**DATASET RECORDS:**
··········

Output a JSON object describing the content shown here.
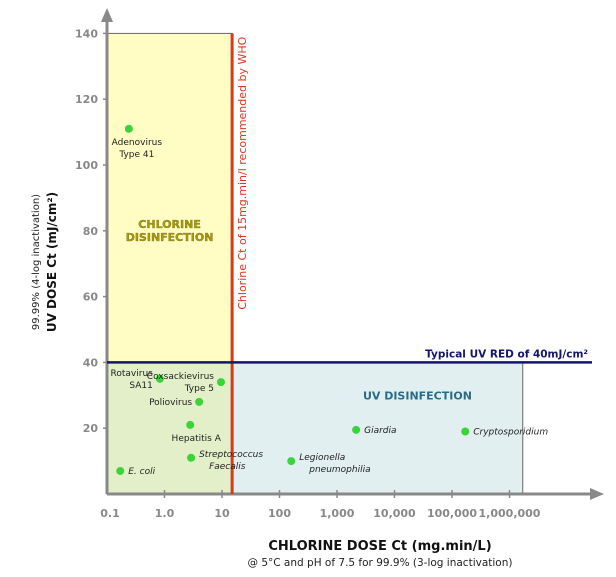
{
  "chart_data": {
    "type": "scatter",
    "xscale": "log",
    "xlabel": "CHLORINE DOSE Ct (mg.min/L)",
    "xsublabel": "@ 5°C and pH of 7.5 for 99.9% (3-log inactivation)",
    "ylabel": "UV DOSE Ct (mJ/cm²)",
    "ysublabel": "99.99% (4-log inactivation)",
    "xlim": [
      0.1,
      10000000
    ],
    "ylim": [
      0,
      140
    ],
    "xticks": [
      {
        "v": 0.1,
        "label": "0.1"
      },
      {
        "v": 1,
        "label": "1.0"
      },
      {
        "v": 10,
        "label": "10"
      },
      {
        "v": 100,
        "label": "100"
      },
      {
        "v": 1000,
        "label": "1,000"
      },
      {
        "v": 10000,
        "label": "10,000"
      },
      {
        "v": 100000,
        "label": "100,000"
      },
      {
        "v": 1000000,
        "label": "1,000,000"
      }
    ],
    "yticks": [
      20,
      40,
      60,
      80,
      100,
      120,
      140
    ],
    "regions": [
      {
        "label": "CHLORINE DISINFECTION",
        "x": [
          0.1,
          15
        ],
        "y": [
          40,
          140
        ],
        "color": "#fffcc4"
      },
      {
        "label": "",
        "x": [
          0.1,
          15
        ],
        "y": [
          0,
          40
        ],
        "color": "#e3efc9"
      },
      {
        "label": "UV DISINFECTION",
        "x": [
          15,
          1700000
        ],
        "y": [
          0,
          40
        ],
        "color": "#e2eff0"
      }
    ],
    "reference_lines": [
      {
        "orientation": "vertical",
        "x": 15,
        "label": "Chlorine Ct of 15mg.min/l recommended by WHO",
        "color": "#d9381e"
      },
      {
        "orientation": "horizontal",
        "y": 40,
        "label": "Typical UV RED of 40mJ/cm²",
        "color": "#14166b"
      }
    ],
    "point_color": "#3ad43a",
    "points": [
      {
        "name": "Adenovirus Type 41",
        "lines": [
          "Adenovirus",
          "Type 41"
        ],
        "x": 0.24,
        "y": 111,
        "italic": false,
        "pos": "below"
      },
      {
        "name": "Rotavirus SA11",
        "lines": [
          "Rotavirus",
          "SA11"
        ],
        "x": 0.83,
        "y": 35,
        "italic": false,
        "pos": "left"
      },
      {
        "name": "Coxsackievirus Type 5",
        "lines": [
          "Coxsackievirus",
          "Type 5"
        ],
        "x": 9.6,
        "y": 34,
        "italic": false,
        "pos": "left"
      },
      {
        "name": "Poliovirus",
        "lines": [
          "Poliovirus"
        ],
        "x": 4,
        "y": 28,
        "italic": false,
        "pos": "left"
      },
      {
        "name": "Hepatitis A",
        "lines": [
          "Hepatitis A"
        ],
        "x": 2.8,
        "y": 21,
        "italic": false,
        "pos": "below"
      },
      {
        "name": "Streptococcus Faecalis",
        "lines": [
          "Streptococcus",
          "Faecalis"
        ],
        "x": 2.9,
        "y": 11,
        "italic": true,
        "pos": "right"
      },
      {
        "name": "E. coli",
        "lines": [
          "E. coli"
        ],
        "x": 0.17,
        "y": 7,
        "italic": true,
        "pos": "right"
      },
      {
        "name": "Legionella pneumophilia",
        "lines": [
          "Legionella",
          "pneumophilia"
        ],
        "x": 160,
        "y": 10,
        "italic": true,
        "pos": "right"
      },
      {
        "name": "Giardia",
        "lines": [
          "Giardia"
        ],
        "x": 2150,
        "y": 19.5,
        "italic": true,
        "pos": "right"
      },
      {
        "name": "Cryptosporidium",
        "lines": [
          "Cryptosporidium"
        ],
        "x": 170000,
        "y": 19,
        "italic": true,
        "pos": "right"
      }
    ]
  }
}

··········

**TASK GOAL:** Would you count the lines of the listing above that hold the string "orientation" and give only the resulting number?

**OUTPUT FOR THIS EXERCISE:** 2